(Extracted records)
***

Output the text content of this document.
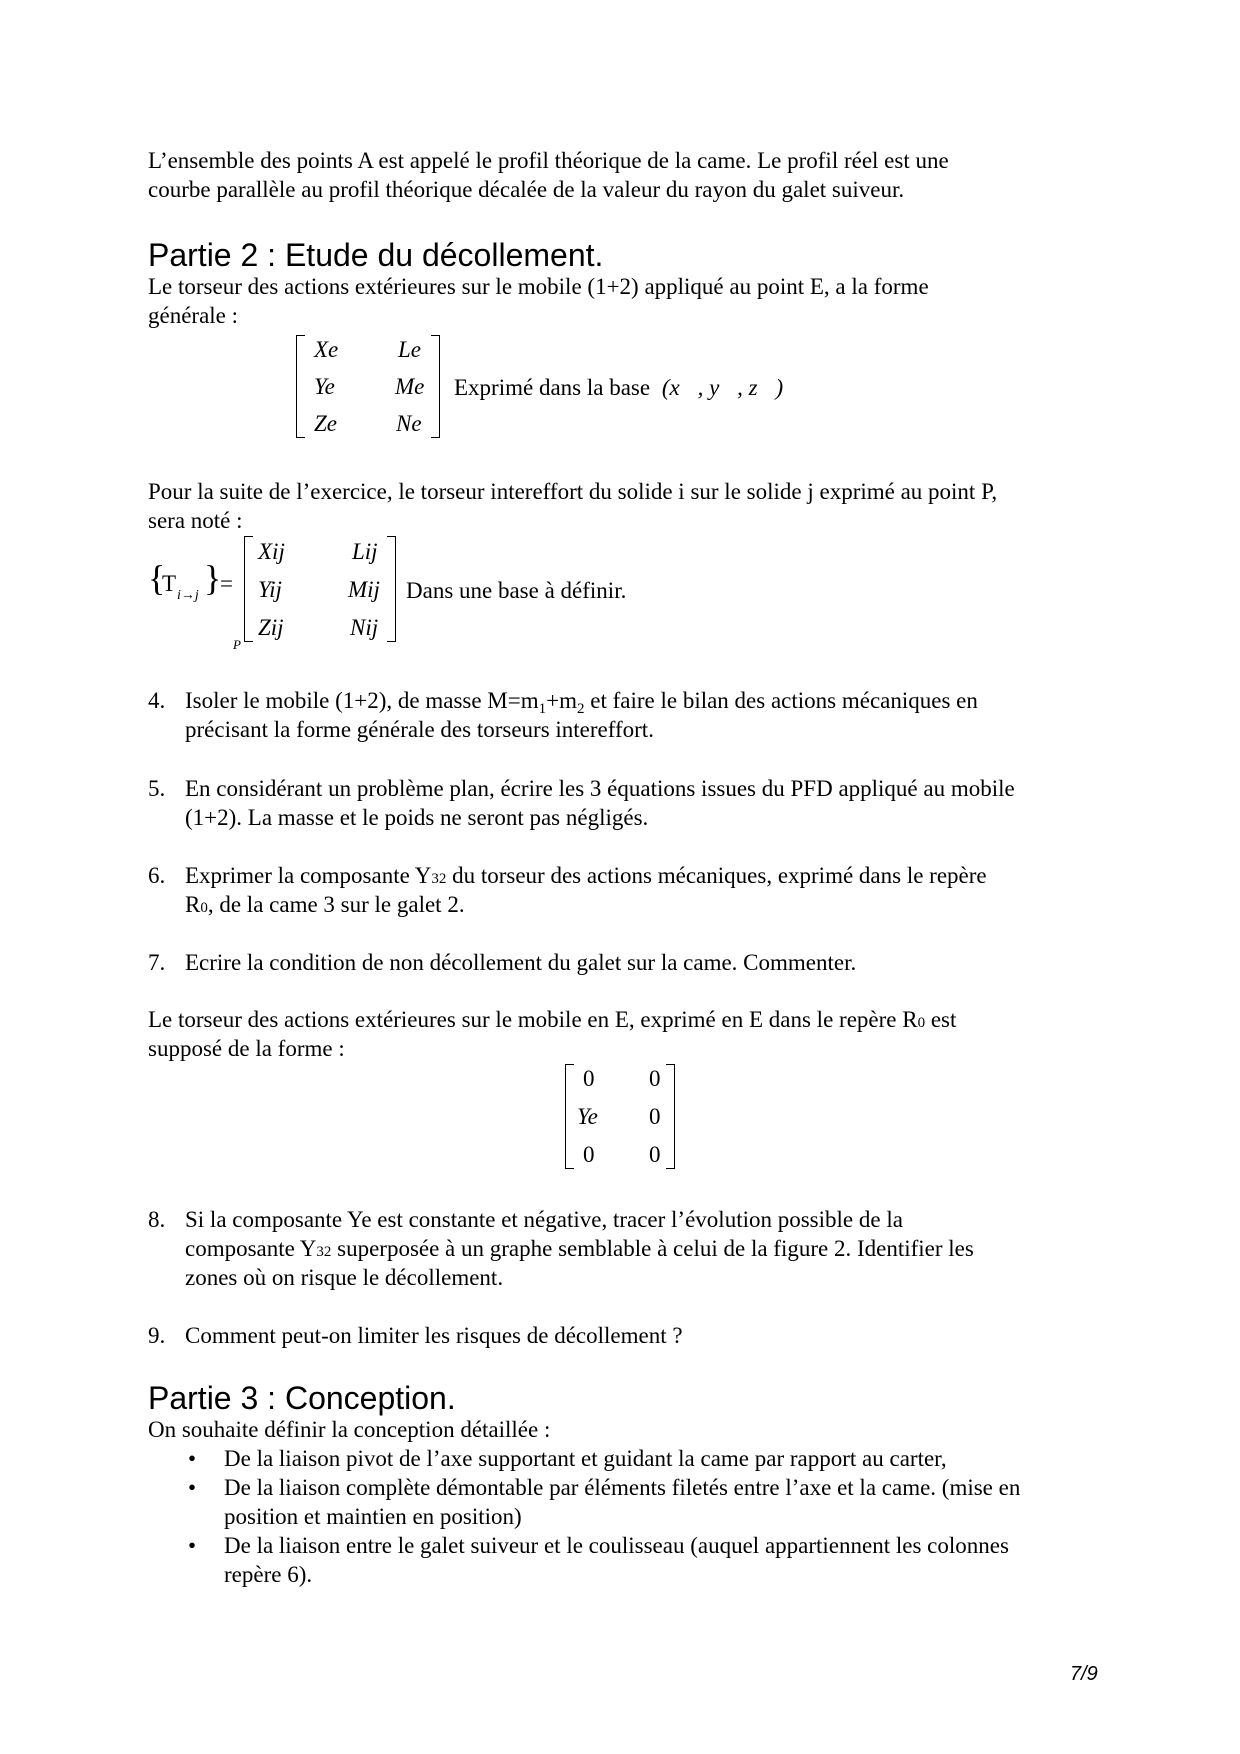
L’ensemble des points A est appelé le profil théorique de la came. Le profil réel est une
courbe parallèle au profil théorique décalée de la valeur du rayon du galet suiveur.
Partie 2 : Etude du décollement.
Le torseur des actions extérieures sur le mobile (1+2) appliqué au point E, a la forme
générale :
Xe
Ye
Ze
Le
Me
Ne
Exprimé dans la base (x⃗, y⃗, z⃗)
Pour la suite de l’exercice, le torseur intereffort du solide i sur le solide j exprimé au point P,
sera noté :
{
T i→j }
=
P
Xij
Yij
Zij
Lij
Mij
Nij
Dans une base à définir.
4. Isoler le mobile (1+2), de masse $M=m_1+m_2$ et faire le bilan des actions mécaniques en
précisant la forme générale des torseurs intereffort.
5. En considérant un problème plan, écrire les 3 équations issues du PFD appliqué au mobile
(1+2). La masse et le poids ne seront pas négligés.
6. Exprimer la composante Y32 du torseur des actions mécaniques, exprimé dans le repère
R0, de la came 3 sur le galet 2.
7. Ecrire la condition de non décollement du galet sur la came. Commenter.
Le torseur des actions extérieures sur le mobile en E, exprimé en E dans le repère R0 est
supposé de la forme :
0
Ye
0
0
0
0
8. Si la composante Ye est constante et négative, tracer l’évolution possible de la
composante Y32 superposée à un graphe semblable à celui de la figure 2. Identifier les
zones où on risque le décollement.
9. Comment peut-on limiter les risques de décollement ?
Partie 3 : Conception.
On souhaite définir la conception détaillée :
• De la liaison pivot de l’axe supportant et guidant la came par rapport au carter,
• De la liaison complète démontable par éléments filetés entre l’axe et la came. (mise en
position et maintien en position)
• De la liaison entre le galet suiveur et le coulisseau (auquel appartiennent les colonnes
repère 6).
7/9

***

● INSTRUCTIONS FOR THE TASK: From the data above, gather every line that includes the word "forme".

● RESPONSE FOR THIS EXERCISE:
Le torseur des actions extérieures sur le mobile (1+2) appliqué au point E, a la forme
précisant la forme générale des torseurs intereffort.
supposé de la forme :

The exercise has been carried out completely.